-------- Provided records
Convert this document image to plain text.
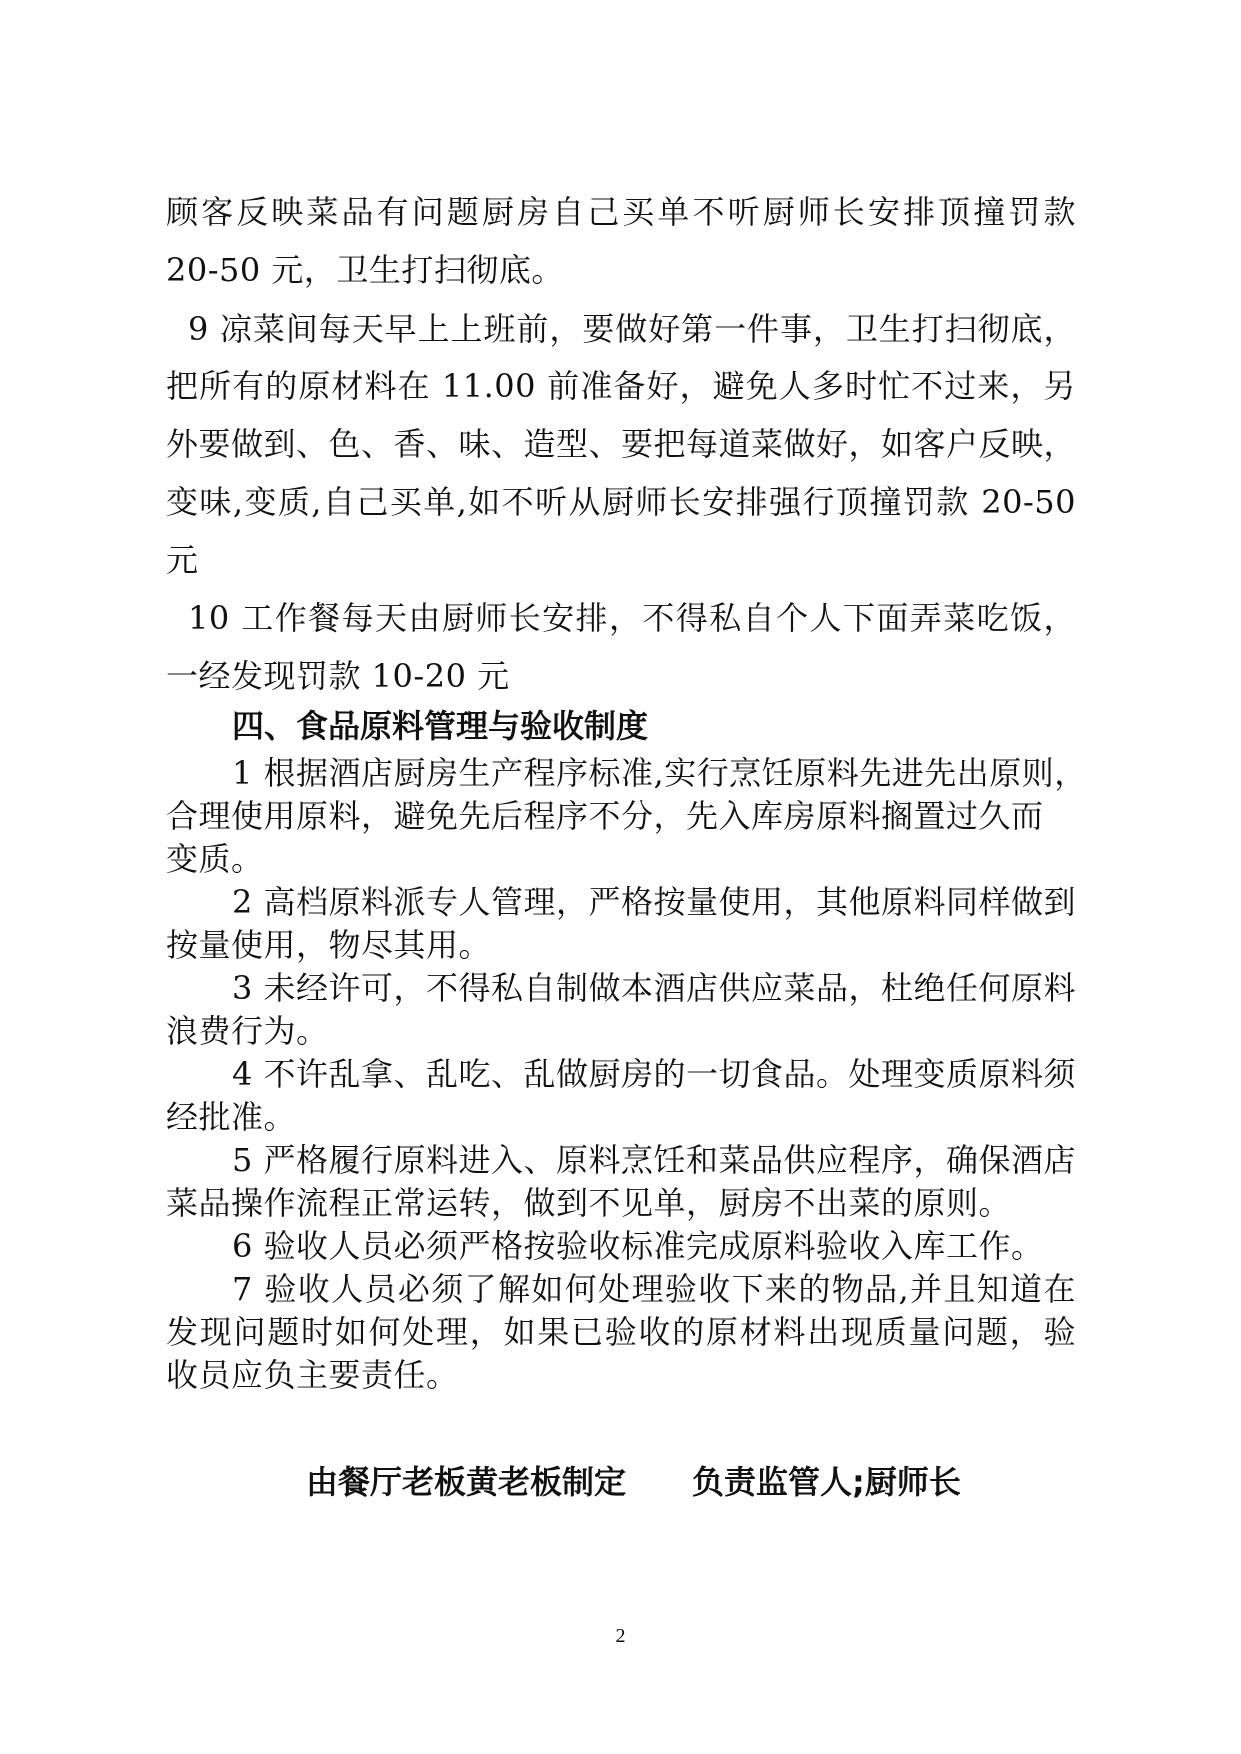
顾客反映菜品有问题厨房自己买单不听厨师长安排顶撞罚款
20-50 元，卫生打扫彻底。
9 凉菜间每天早上上班前，要做好第一件事，卫生打扫彻底，
把所有的原材料在 11.00 前准备好，避免人多时忙不过来，另
外要做到、色、香、味、造型、要把每道菜做好，如客户反映，
变味,变质,自己买单,如不听从厨师长安排强行顶撞罚款 20-50
元
10 工作餐每天由厨师长安排，不得私自个人下面弄菜吃饭，
一经发现罚款 10-20 元
四、食品原料管理与验收制度
1 根据酒店厨房生产程序标准,实行烹饪原料先进先出原则，
合理使用原料，避免先后程序不分，先入库房原料搁置过久而
变质。
2 高档原料派专人管理，严格按量使用，其他原料同样做到
按量使用，物尽其用。
3 未经许可，不得私自制做本酒店供应菜品，杜绝任何原料
浪费行为。
4 不许乱拿、乱吃、乱做厨房的一切食品。处理变质原料须
经批准。
5 严格履行原料进入、原料烹饪和菜品供应程序，确保酒店
菜品操作流程正常运转，做到不见单，厨房不出菜的原则。
6 验收人员必须严格按验收标准完成原料验收入库工作。
7 验收人员必须了解如何处理验收下来的物品,并且知道在
发现问题时如何处理，如果已验收的原材料出现质量问题，验
收员应负主要责任。
由餐厅老板黄老板制定 负责监管人;厨师长
2
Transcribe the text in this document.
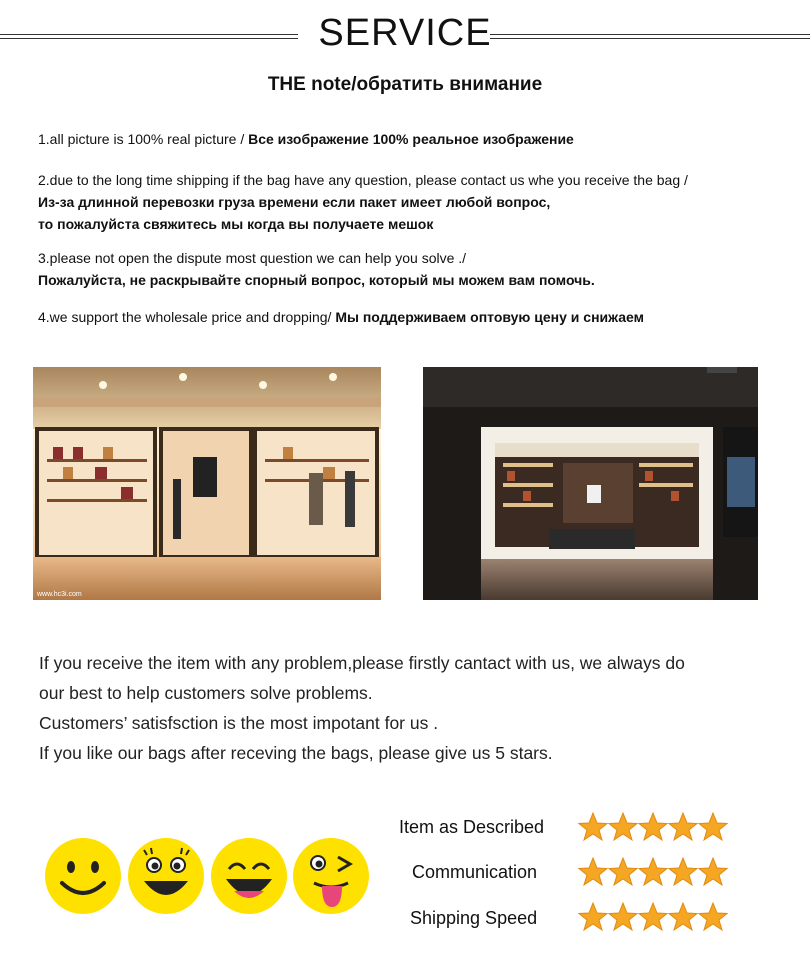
SERVICE
THE note/обратить внимание
1.all picture is 100% real picture / Все изображение 100% реальное изображение
2.due to the long time shipping if the bag have any question, please contact us whe you receive the bag /
Из-за длинной перевозки груза времени если пакет имеет любой вопрос,
то пожалуйста свяжитесь мы когда вы получаете мешок
3.please not open the dispute most question we can help you solve ./
Пожалуйста, не раскрывайте спорный вопрос, который мы можем вам помочь.
4.we support the wholesale price and dropping/ Мы поддерживаем оптовую цену и снижаем
www.hc3i.com
If you receive the item with any problem,please firstly cantact with us, we always do
our best to help customers solve problems.
Customers’ satisfsction is the most impotant for us .
If you like our bags after receving the bags, please give us 5 stars.
Item as Described
Communication
Shipping Speed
----------------
Emit the lines from the line containing "Transcribe the text in this document." to the final line of the material, inclusive, exactly as written; pictures are excluded.

**Task solution:**
Transcribe the text in this document.
SERVICE
THE note/обратить внимание
1.all picture is 100% real picture / Все изображение 100% реальное изображение
2.due to the long time shipping if the bag have any question, please contact us whe you receive the bag /
Из-за длинной перевозки груза времени если пакет имеет любой вопрос,
то пожалуйста свяжитесь мы когда вы получаете мешок
3.please not open the dispute most question we can help you solve ./
Пожалуйста, не раскрывайте спорный вопрос, который мы можем вам помочь.
4.we support the wholesale price and dropping/ Мы поддерживаем оптовую цену и снижаем
www.hc3i.com
If you receive the item with any problem,please firstly cantact with us, we always do
our best to help customers solve problems.
Customers’ satisfsction is the most impotant for us .
If you like our bags after receving the bags, please give us 5 stars.
Item as Described
Communication
Shipping Speed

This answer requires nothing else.